> _JOB_
Reproduce the records below exactly as they appear.

* START MATERIAL FOR THIS TASK *

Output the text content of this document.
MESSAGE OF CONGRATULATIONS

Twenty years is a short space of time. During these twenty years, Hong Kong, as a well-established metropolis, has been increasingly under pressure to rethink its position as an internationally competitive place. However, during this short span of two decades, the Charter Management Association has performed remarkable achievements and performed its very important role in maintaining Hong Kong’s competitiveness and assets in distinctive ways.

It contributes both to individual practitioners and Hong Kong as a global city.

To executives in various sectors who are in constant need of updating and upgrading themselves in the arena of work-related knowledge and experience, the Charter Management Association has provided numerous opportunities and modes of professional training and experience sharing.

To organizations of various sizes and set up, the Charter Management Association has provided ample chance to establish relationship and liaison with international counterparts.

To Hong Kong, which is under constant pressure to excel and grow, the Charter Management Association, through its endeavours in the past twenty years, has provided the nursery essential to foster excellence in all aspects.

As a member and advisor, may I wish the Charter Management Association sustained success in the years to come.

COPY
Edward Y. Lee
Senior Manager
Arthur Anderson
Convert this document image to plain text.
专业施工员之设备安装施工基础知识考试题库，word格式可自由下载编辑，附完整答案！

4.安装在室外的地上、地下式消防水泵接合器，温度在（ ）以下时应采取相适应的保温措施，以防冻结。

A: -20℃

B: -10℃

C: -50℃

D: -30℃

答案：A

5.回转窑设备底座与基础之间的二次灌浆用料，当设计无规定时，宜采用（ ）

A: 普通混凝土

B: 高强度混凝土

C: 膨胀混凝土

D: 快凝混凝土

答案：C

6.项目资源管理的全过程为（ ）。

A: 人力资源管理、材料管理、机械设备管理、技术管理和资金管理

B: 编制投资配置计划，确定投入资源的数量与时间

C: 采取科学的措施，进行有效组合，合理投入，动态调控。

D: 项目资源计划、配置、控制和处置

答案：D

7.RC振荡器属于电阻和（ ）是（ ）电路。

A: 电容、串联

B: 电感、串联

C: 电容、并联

* END MATERIAL FOR THIS TASK *

> _WORKED SOLUTION_
Output the text content of this document.
MESSAGE OF CONGRATULATIONS

Twenty years is a short space of time. During these twenty years, Hong Kong, as a well-established metropolis, has been increasingly under pressure to rethink its position as an internationally competitive place. However, during this short span of two decades, the Charter Management Association has performed remarkable achievements and performed its very important role in maintaining Hong Kong’s competitiveness and assets in distinctive ways.

It contributes both to individual practitioners and Hong Kong as a global city.

To executives in various sectors who are in constant need of updating and upgrading themselves in the arena of work-related knowledge and experience, the Charter Management Association has provided numerous opportunities and modes of professional training and experience sharing.

To organizations of various sizes and set up, the Charter Management Association has provided ample chance to establish relationship and liaison with international counterparts.

To Hong Kong, which is under constant pressure to excel and grow, the Charter Management Association, through its endeavours in the past twenty years, has provided the nursery essential to foster excellence in all aspects.

As a member and advisor, may I wish the Charter Management Association sustained success in the years to come.

COPY
Edward Y. Lee
Senior Manager
Arthur Anderson
Convert this document image to plain text.
专业施工员之设备安装施工基础知识考试题库，word格式可自由下载编辑，附完整答案！

4.安装在室外的地上、地下式消防水泵接合器，温度在（ ）以下时应采取相适应的保温措施，以防冻结。

A: -20℃

B: -10℃

C: -50℃

D: -30℃

答案：A

5.回转窑设备底座与基础之间的二次灌浆用料，当设计无规定时，宜采用（ ）

A: 普通混凝土

B: 高强度混凝土

C: 膨胀混凝土

D: 快凝混凝土

答案：C

6.项目资源管理的全过程为（ ）。

A: 人力资源管理、材料管理、机械设备管理、技术管理和资金管理

B: 编制投资配置计划，确定投入资源的数量与时间

C: 采取科学的措施，进行有效组合，合理投入，动态调控。

D: 项目资源计划、配置、控制和处置

答案：D

7.RC振荡器属于电阻和（ ）是（ ）电路。

A: 电容、串联

B: 电感、串联

C: 电容、并联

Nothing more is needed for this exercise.